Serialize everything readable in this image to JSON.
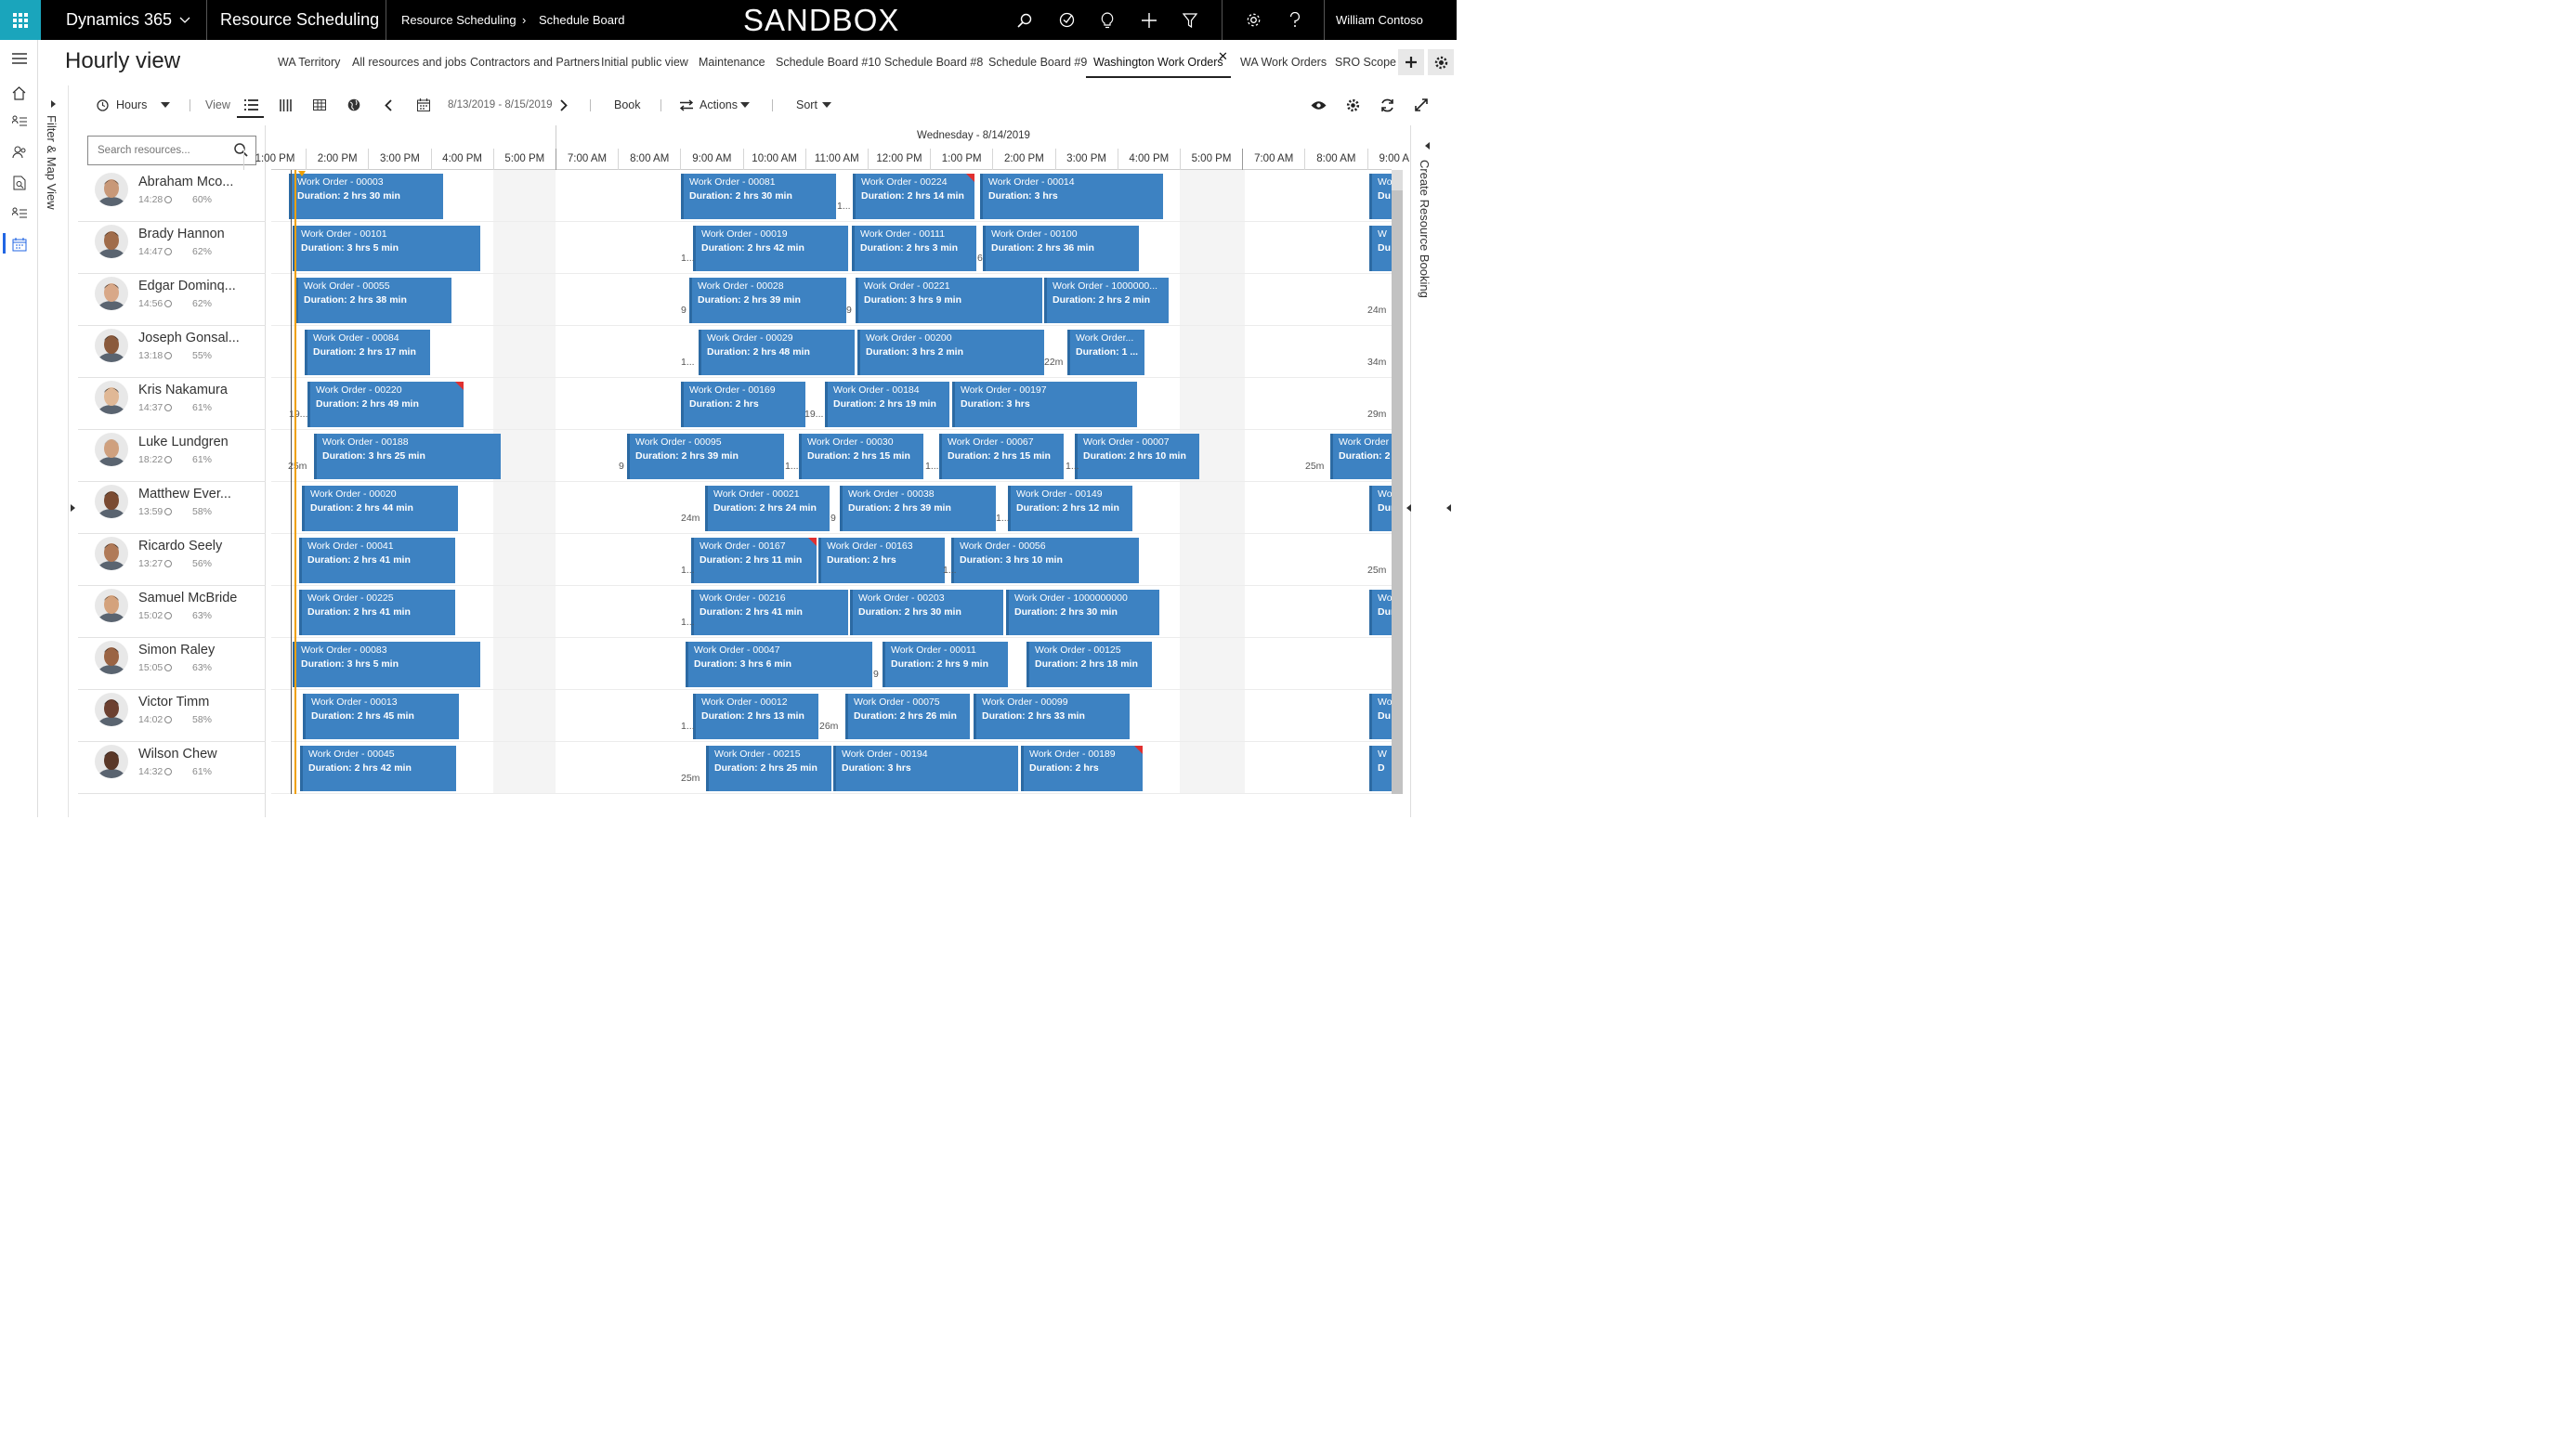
{
  "topbar": {
    "app_name": "Dynamics 365",
    "module": "Resource Scheduling",
    "breadcrumb": [
      "Resource Scheduling",
      "Schedule Board"
    ],
    "environment": "SANDBOX",
    "user": "William Contoso"
  },
  "page": {
    "title": "Hourly view"
  },
  "tabs": [
    "WA Territory",
    "All resources and jobs",
    "Contractors and Partners",
    "Initial public view",
    "Maintenance",
    "Schedule Board #10",
    "Schedule Board #8",
    "Schedule Board #9",
    "Washington Work Orders",
    "WA Work Orders",
    "SRO Scope"
  ],
  "active_tab": "Washington Work Orders",
  "toolbar": {
    "hours_label": "Hours",
    "view_label": "View",
    "date_range": "8/13/2019 - 8/15/2019",
    "book_label": "Book",
    "actions_label": "Actions",
    "sort_label": "Sort"
  },
  "side_panels": {
    "left": "Filter & Map View",
    "right": "Create Resource Booking"
  },
  "search": {
    "placeholder": "Search resources..."
  },
  "timeline": {
    "date_header": "Wednesday - 8/14/2019",
    "hours": [
      "1:00 PM",
      "2:00 PM",
      "3:00 PM",
      "4:00 PM",
      "5:00 PM",
      "7:00 AM",
      "8:00 AM",
      "9:00 AM",
      "10:00 AM",
      "11:00 AM",
      "12:00 PM",
      "1:00 PM",
      "2:00 PM",
      "3:00 PM",
      "4:00 PM",
      "5:00 PM",
      "7:00 AM",
      "8:00 AM",
      "9:00 AM"
    ]
  },
  "resources": [
    {
      "name": "Abraham Mco...",
      "time": "14:28",
      "util": "60%"
    },
    {
      "name": "Brady Hannon",
      "time": "14:47",
      "util": "62%"
    },
    {
      "name": "Edgar Dominq...",
      "time": "14:56",
      "util": "62%"
    },
    {
      "name": "Joseph Gonsal...",
      "time": "13:18",
      "util": "55%"
    },
    {
      "name": "Kris Nakamura",
      "time": "14:37",
      "util": "61%"
    },
    {
      "name": "Luke Lundgren",
      "time": "18:22",
      "util": "61%"
    },
    {
      "name": "Matthew Ever...",
      "time": "13:59",
      "util": "58%"
    },
    {
      "name": "Ricardo Seely",
      "time": "13:27",
      "util": "56%"
    },
    {
      "name": "Samuel McBride",
      "time": "15:02",
      "util": "63%"
    },
    {
      "name": "Simon Raley",
      "time": "15:05",
      "util": "63%"
    },
    {
      "name": "Victor Timm",
      "time": "14:02",
      "util": "58%"
    },
    {
      "name": "Wilson Chew",
      "time": "14:32",
      "util": "61%"
    }
  ],
  "bookings": [
    [
      [
        "Work Order - 00003",
        "Duration: 2 hrs 30 min"
      ],
      [
        "Work Order - 00081",
        "Duration: 2 hrs 30 min"
      ],
      [
        "Work Order - 00224",
        "Duration: 2 hrs 14 min"
      ],
      [
        "Work Order - 00014",
        "Duration: 3 hrs"
      ],
      [
        "Wo",
        "Du"
      ]
    ],
    [
      [
        "Work Order - 00101",
        "Duration: 3 hrs 5 min"
      ],
      [
        "Work Order - 00019",
        "Duration: 2 hrs 42 min"
      ],
      [
        "Work Order - 00111",
        "Duration: 2 hrs 3 min"
      ],
      [
        "Work Order - 00100",
        "Duration: 2 hrs 36 min"
      ],
      [
        "W",
        "Du"
      ]
    ],
    [
      [
        "Work Order - 00055",
        "Duration: 2 hrs 38 min"
      ],
      [
        "Work Order - 00028",
        "Duration: 2 hrs 39 min"
      ],
      [
        "Work Order - 00221",
        "Duration: 3 hrs 9 min"
      ],
      [
        "Work Order - 1000000...",
        "Duration: 2 hrs 2 min"
      ]
    ],
    [
      [
        "Work Order - 00084",
        "Duration: 2 hrs 17 min"
      ],
      [
        "Work Order - 00029",
        "Duration: 2 hrs 48 min"
      ],
      [
        "Work Order - 00200",
        "Duration: 3 hrs 2 min"
      ],
      [
        "Work Order...",
        "Duration: 1 ..."
      ]
    ],
    [
      [
        "Work Order - 00220",
        "Duration: 2 hrs 49 min"
      ],
      [
        "Work Order - 00169",
        "Duration: 2 hrs"
      ],
      [
        "Work Order - 00184",
        "Duration: 2 hrs 19 min"
      ],
      [
        "Work Order - 00197",
        "Duration: 3 hrs"
      ]
    ],
    [
      [
        "Work Order - 00188",
        "Duration: 3 hrs 25 min"
      ],
      [
        "Work Order - 00095",
        "Duration: 2 hrs 39 min"
      ],
      [
        "Work Order - 00030",
        "Duration: 2 hrs 15 min"
      ],
      [
        "Work Order - 00067",
        "Duration: 2 hrs 15 min"
      ],
      [
        "Work Order - 00007",
        "Duration: 2 hrs 10 min"
      ],
      [
        "Work Order",
        "Duration: 2 h"
      ]
    ],
    [
      [
        "Work Order - 00020",
        "Duration: 2 hrs 44 min"
      ],
      [
        "Work Order - 00021",
        "Duration: 2 hrs 24 min"
      ],
      [
        "Work Order - 00038",
        "Duration: 2 hrs 39 min"
      ],
      [
        "Work Order - 00149",
        "Duration: 2 hrs 12 min"
      ],
      [
        "Wo",
        "Dur"
      ]
    ],
    [
      [
        "Work Order - 00041",
        "Duration: 2 hrs 41 min"
      ],
      [
        "Work Order - 00167",
        "Duration: 2 hrs 11 min"
      ],
      [
        "Work Order - 00163",
        "Duration: 2 hrs"
      ],
      [
        "Work Order - 00056",
        "Duration: 3 hrs 10 min"
      ]
    ],
    [
      [
        "Work Order - 00225",
        "Duration: 2 hrs 41 min"
      ],
      [
        "Work Order - 00216",
        "Duration: 2 hrs 41 min"
      ],
      [
        "Work Order - 00203",
        "Duration: 2 hrs 30 min"
      ],
      [
        "Work Order - 1000000000",
        "Duration: 2 hrs 30 min"
      ],
      [
        "Wo",
        "Dur"
      ]
    ],
    [
      [
        "Work Order - 00083",
        "Duration: 3 hrs 5 min"
      ],
      [
        "Work Order - 00047",
        "Duration: 3 hrs 6 min"
      ],
      [
        "Work Order - 00011",
        "Duration: 2 hrs 9 min"
      ],
      [
        "Work Order - 00125",
        "Duration: 2 hrs 18 min"
      ]
    ],
    [
      [
        "Work Order - 00013",
        "Duration: 2 hrs 45 min"
      ],
      [
        "Work Order - 00012",
        "Duration: 2 hrs 13 min"
      ],
      [
        "Work Order - 00075",
        "Duration: 2 hrs 26 min"
      ],
      [
        "Work Order - 00099",
        "Duration: 2 hrs 33 min"
      ],
      [
        "Wo",
        "Du"
      ]
    ],
    [
      [
        "Work Order - 00045",
        "Duration: 2 hrs 42 min"
      ],
      [
        "Work Order - 00215",
        "Duration: 2 hrs 25 min"
      ],
      [
        "Work Order - 00194",
        "Duration: 3 hrs"
      ],
      [
        "Work Order - 00189",
        "Duration: 2 hrs"
      ],
      [
        "W",
        "D"
      ]
    ]
  ],
  "travel_labels": [
    [
      "1..."
    ],
    [
      "1...",
      "6"
    ],
    [
      "9",
      "9",
      "24m"
    ],
    [
      "1...",
      "22m",
      "34m"
    ],
    [
      "19...",
      "19...",
      "29m"
    ],
    [
      "25m",
      "9",
      "1...",
      "1...",
      "1...",
      "25m"
    ],
    [
      "24m",
      "9",
      "1..."
    ],
    [
      "1...",
      "1...",
      "25m"
    ],
    [
      "1..."
    ],
    [
      "9"
    ],
    [
      "1...",
      "26m"
    ],
    [
      "25m"
    ]
  ]
}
========
CHALLENGE: Track down every line of the material containing the string "Schedule", and copy it.

REPLY TO THE EXERCISE:
      "Schedule Board"
    "Schedule Board #10",
    "Schedule Board #8",
    "Schedule Board #9",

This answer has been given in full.